-- START --

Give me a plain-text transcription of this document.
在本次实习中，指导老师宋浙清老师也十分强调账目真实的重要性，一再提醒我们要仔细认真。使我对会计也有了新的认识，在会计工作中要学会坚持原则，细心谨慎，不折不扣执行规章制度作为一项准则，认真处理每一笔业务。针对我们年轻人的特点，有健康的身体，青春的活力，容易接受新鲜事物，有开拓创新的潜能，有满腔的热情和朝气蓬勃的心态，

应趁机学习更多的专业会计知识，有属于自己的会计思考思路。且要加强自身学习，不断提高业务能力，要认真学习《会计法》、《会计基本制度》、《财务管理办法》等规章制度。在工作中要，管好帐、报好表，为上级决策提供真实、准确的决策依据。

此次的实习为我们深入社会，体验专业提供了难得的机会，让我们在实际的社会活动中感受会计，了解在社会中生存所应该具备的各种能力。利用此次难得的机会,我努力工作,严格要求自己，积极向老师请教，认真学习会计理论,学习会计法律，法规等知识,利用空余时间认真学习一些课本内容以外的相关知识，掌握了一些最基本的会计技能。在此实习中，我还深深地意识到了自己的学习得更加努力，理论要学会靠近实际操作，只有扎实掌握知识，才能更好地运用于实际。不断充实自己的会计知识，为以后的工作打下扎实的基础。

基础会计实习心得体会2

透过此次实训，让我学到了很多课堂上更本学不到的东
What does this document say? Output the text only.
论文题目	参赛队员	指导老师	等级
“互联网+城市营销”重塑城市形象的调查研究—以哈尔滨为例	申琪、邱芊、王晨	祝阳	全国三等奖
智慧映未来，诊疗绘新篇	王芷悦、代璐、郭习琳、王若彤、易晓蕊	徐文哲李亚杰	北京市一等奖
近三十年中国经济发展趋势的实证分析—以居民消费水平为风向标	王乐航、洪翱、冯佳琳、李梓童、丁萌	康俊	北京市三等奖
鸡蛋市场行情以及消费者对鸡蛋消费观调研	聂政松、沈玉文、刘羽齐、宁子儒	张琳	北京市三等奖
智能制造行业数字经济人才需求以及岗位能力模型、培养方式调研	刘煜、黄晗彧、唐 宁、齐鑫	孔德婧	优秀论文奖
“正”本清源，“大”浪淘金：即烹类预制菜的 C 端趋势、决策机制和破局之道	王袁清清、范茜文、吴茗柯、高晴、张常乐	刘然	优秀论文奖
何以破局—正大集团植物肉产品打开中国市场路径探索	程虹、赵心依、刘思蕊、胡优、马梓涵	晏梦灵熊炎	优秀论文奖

-- END --

Aim: Each record must be returned exactly as it is written.

Solved exercise:
Give me a plain-text transcription of this document.
在本次实习中，指导老师宋浙清老师也十分强调账目真实的重要性，一再提醒我们要仔细认真。使我对会计也有了新的认识，在会计工作中要学会坚持原则，细心谨慎，不折不扣执行规章制度作为一项准则，认真处理每一笔业务。针对我们年轻人的特点，有健康的身体，青春的活力，容易接受新鲜事物，有开拓创新的潜能，有满腔的热情和朝气蓬勃的心态，

应趁机学习更多的专业会计知识，有属于自己的会计思考思路。且要加强自身学习，不断提高业务能力，要认真学习《会计法》、《会计基本制度》、《财务管理办法》等规章制度。在工作中要，管好帐、报好表，为上级决策提供真实、准确的决策依据。

此次的实习为我们深入社会，体验专业提供了难得的机会，让我们在实际的社会活动中感受会计，了解在社会中生存所应该具备的各种能力。利用此次难得的机会,我努力工作,严格要求自己，积极向老师请教，认真学习会计理论,学习会计法律，法规等知识,利用空余时间认真学习一些课本内容以外的相关知识，掌握了一些最基本的会计技能。在此实习中，我还深深地意识到了自己的学习得更加努力，理论要学会靠近实际操作，只有扎实掌握知识，才能更好地运用于实际。不断充实自己的会计知识，为以后的工作打下扎实的基础。

基础会计实习心得体会2

透过此次实训，让我学到了很多课堂上更本学不到的东
What does this document say? Output the text only.
论文题目	参赛队员	指导老师	等级
“互联网+城市营销”重塑城市形象的调查研究—以哈尔滨为例	申琪、邱芊、王晨	祝阳	全国三等奖
智慧映未来，诊疗绘新篇	王芷悦、代璐、郭习琳、王若彤、易晓蕊	徐文哲李亚杰	北京市一等奖
近三十年中国经济发展趋势的实证分析—以居民消费水平为风向标	王乐航、洪翱、冯佳琳、李梓童、丁萌	康俊	北京市三等奖
鸡蛋市场行情以及消费者对鸡蛋消费观调研	聂政松、沈玉文、刘羽齐、宁子儒	张琳	北京市三等奖
智能制造行业数字经济人才需求以及岗位能力模型、培养方式调研	刘煜、黄晗彧、唐 宁、齐鑫	孔德婧	优秀论文奖
“正”本清源，“大”浪淘金：即烹类预制菜的 C 端趋势、决策机制和破局之道	王袁清清、范茜文、吴茗柯、高晴、张常乐	刘然	优秀论文奖
何以破局—正大集团植物肉产品打开中国市场路径探索	程虹、赵心依、刘思蕊、胡优、马梓涵	晏梦灵熊炎	优秀论文奖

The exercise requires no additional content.